_GIVEN DATA_
◆ ◆ ◆ ◆ ◆ ◆ ◆
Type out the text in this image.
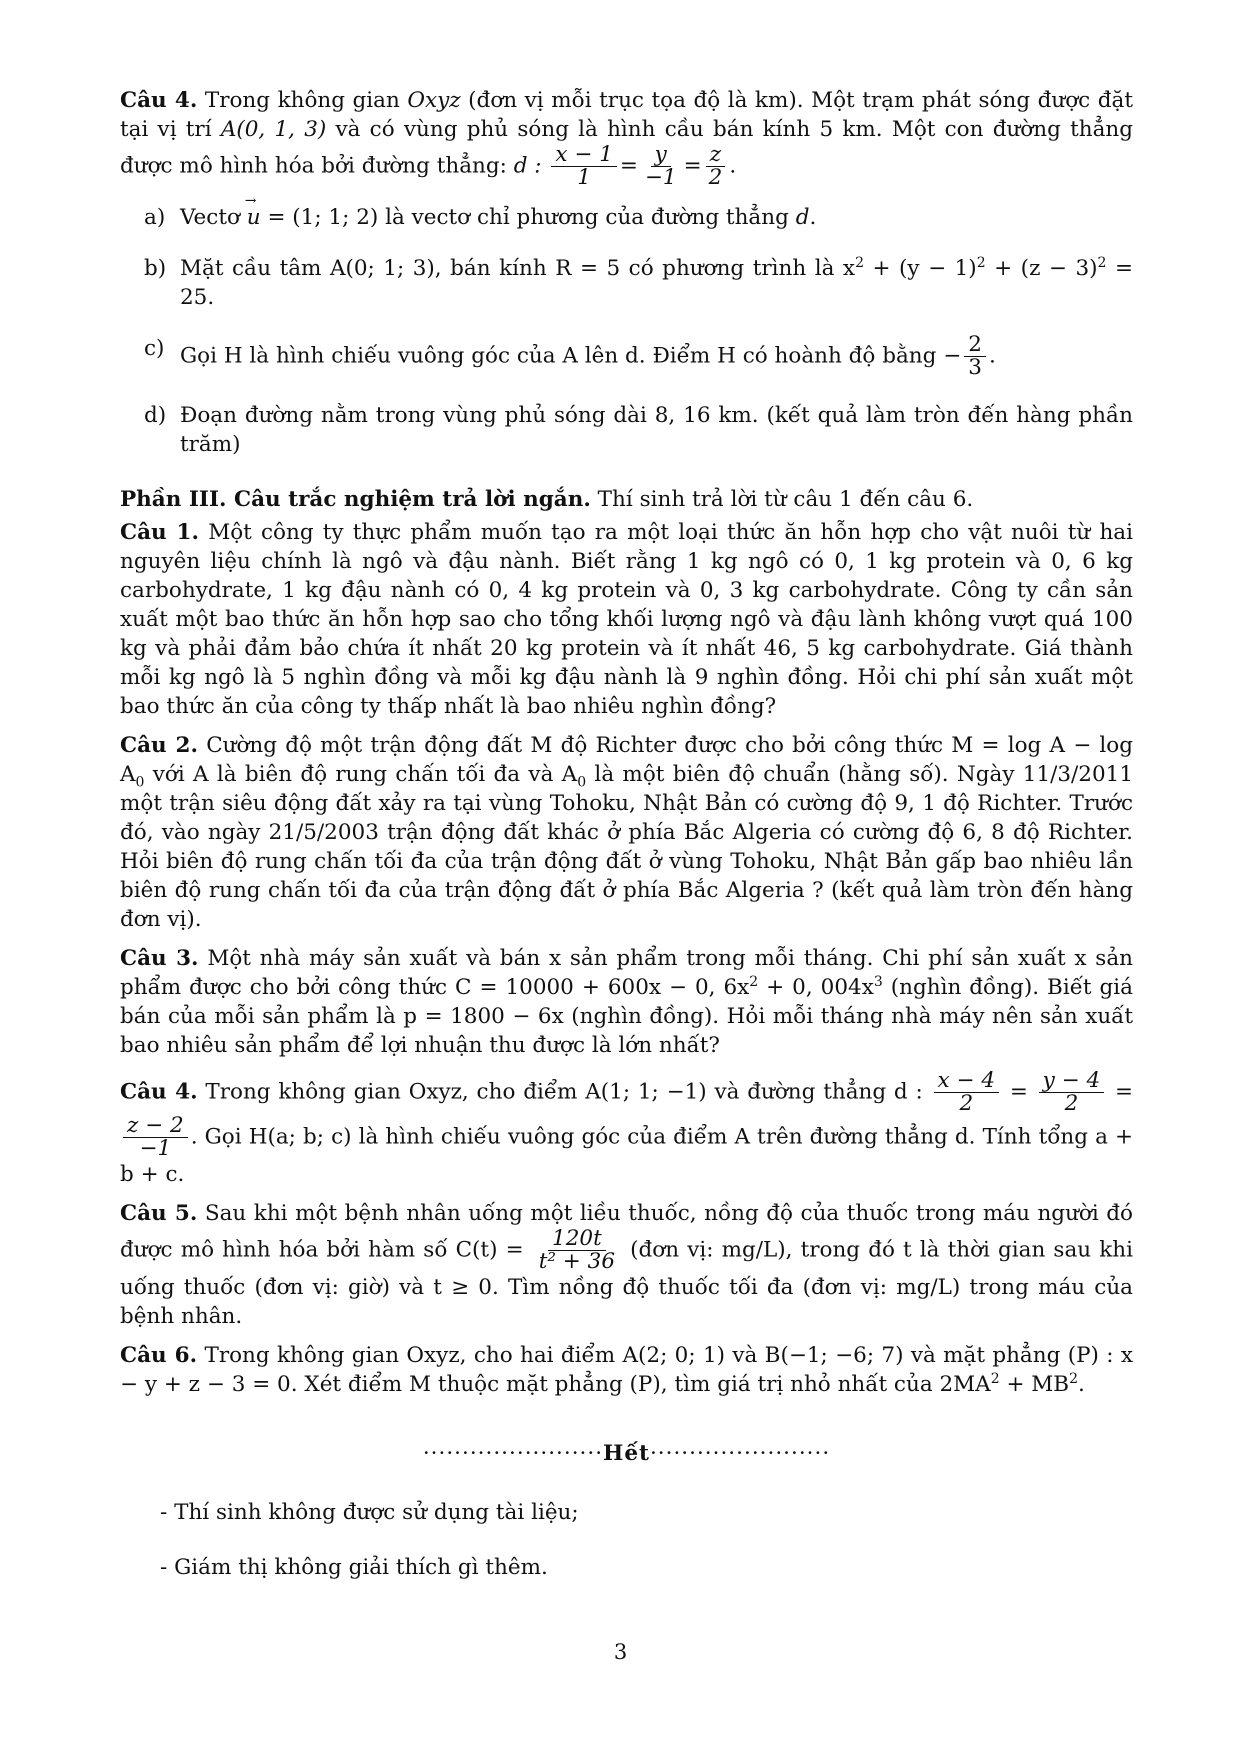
Câu 4. Trong không gian Oxyz (đơn vị mỗi trục tọa độ là km). Một trạm phát sóng được đặt tại vị trí A(0, 1, 3) và có vùng phủ sóng là hình cầu bán kính 5 km. Một con đường thẳng được mô hình hóa bởi đường thẳng: d : $\frac{x - 1}{1} = \frac{y}{-1} = \frac{z}{2}$ .

a) Vectơ → u = (1; 1; 2) là vectơ chỉ phương của đường thẳng d.
b) Mặt cầu tâm A(0; 1; 3), bán kính R = 5 có phương trình là $x^2 + (y - 1)^2 + (z - 3)^2 = 25$.
c) Gọi H là hình chiếu vuông góc của A lên d. Điểm H có hoành độ bằng − $\frac{2}{3}$ .
d) Đoạn đường nằm trong vùng phủ sóng dài 8, 16 km. (kết quả làm tròn đến hàng phần trăm)

Phần III. Câu trắc nghiệm trả lời ngắn. Thí sinh trả lời từ câu 1 đến câu 6.

Câu 1. Một công ty thực phẩm muốn tạo ra một loại thức ăn hỗn hợp cho vật nuôi từ hai nguyên liệu chính là ngô và đậu nành. Biết rằng 1 kg ngô có 0, 1 kg protein và 0, 6 kg carbohydrate, 1 kg đậu nành có 0, 4 kg protein và 0, 3 kg carbohydrate. Công ty cần sản xuất một bao thức ăn hỗn hợp sao cho tổng khối lượng ngô và đậu lành không vượt quá 100 kg và phải đảm bảo chứa ít nhất 20 kg protein và ít nhất 46, 5 kg carbohydrate. Giá thành mỗi kg ngô là 5 nghìn đồng và mỗi kg đậu nành là 9 nghìn đồng. Hỏi chi phí sản xuất một bao thức ăn của công ty thấp nhất là bao nhiêu nghìn đồng?

Câu 2. Cường độ một trận động đất M độ Richter được cho bởi công thức $M = \log A - \log A_0$ với A là biên độ rung chấn tối đa và $A_0$ là một biên độ chuẩn (hằng số). Ngày 11/3/2011 một trận siêu động đất xảy ra tại vùng Tohoku, Nhật Bản có cường độ 9, 1 độ Richter. Trước đó, vào ngày 21/5/2003 trận động đất khác ở phía Bắc Algeria có cường độ 6, 8 độ Richter. Hỏi biên độ rung chấn tối đa của trận động đất ở vùng Tohoku, Nhật Bản gấp bao nhiêu lần biên độ rung chấn tối đa của trận động đất ở phía Bắc Algeria ? (kết quả làm tròn đến hàng đơn vị).

Câu 3. Một nhà máy sản xuất và bán x sản phẩm trong mỗi tháng. Chi phí sản xuất x sản phẩm được cho bởi công thức C = 10000 + 600x − 0, $6x^2 + 0$, $004x^3$ (nghìn đồng). Biết giá bán của mỗi sản phẩm là p = 1800 − 6x (nghìn đồng). Hỏi mỗi tháng nhà máy nên sản xuất bao nhiêu sản phẩm để lợi nhuận thu được là lớn nhất?

Câu 4. Trong không gian Oxyz, cho điểm A(1; 1; −1) và đường thẳng d : $\frac{x - 4}{2} = \frac{y - 4}{2}$ =
$\frac{z - 2}{-1}$ . Gọi H(a; b; c) là hình chiếu vuông góc của điểm A trên đường thẳng d. Tính tổng a + b + c.

Câu 5. Sau khi một bệnh nhân uống một liều thuốc, nồng độ của thuốc trong máu người đó được mô hình hóa bởi hàm số $C(t) = \frac{120t}{\text{t² + 36}}$ (đơn vị: mg/L), trong đó t là thời gian sau khi uống thuốc (đơn vị: giờ) và t ≥ 0. Tìm nồng độ thuốc tối đa (đơn vị: mg/L) trong máu của bệnh nhân.

Câu 6. Trong không gian Oxyz, cho hai điểm A(2; 0; 1) và B(−1; −6; 7) và mặt phẳng (P) : x − y + z − 3 = 0. Xét điểm M thuộc mặt phẳng (P), tìm giá trị nhỏ nhất của $2MA^2 + MB^2$.

·······················Hết·······················
- Thí sinh không được sử dụng tài liệu;
- Giám thị không giải thích gì thêm.
3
◆ ◆ ◆ ◆ ◆ ◆ ◆
_WHAT YOU WILL DO_
Would you copy out each line of the records above where the word "sinh" occurs?

_EXERCISE ANSWER_
Phần III. Câu trắc nghiệm trả lời ngắn. Thí sinh trả lời từ câu 1 đến câu 6.
- Thí sinh không được sử dụng tài liệu;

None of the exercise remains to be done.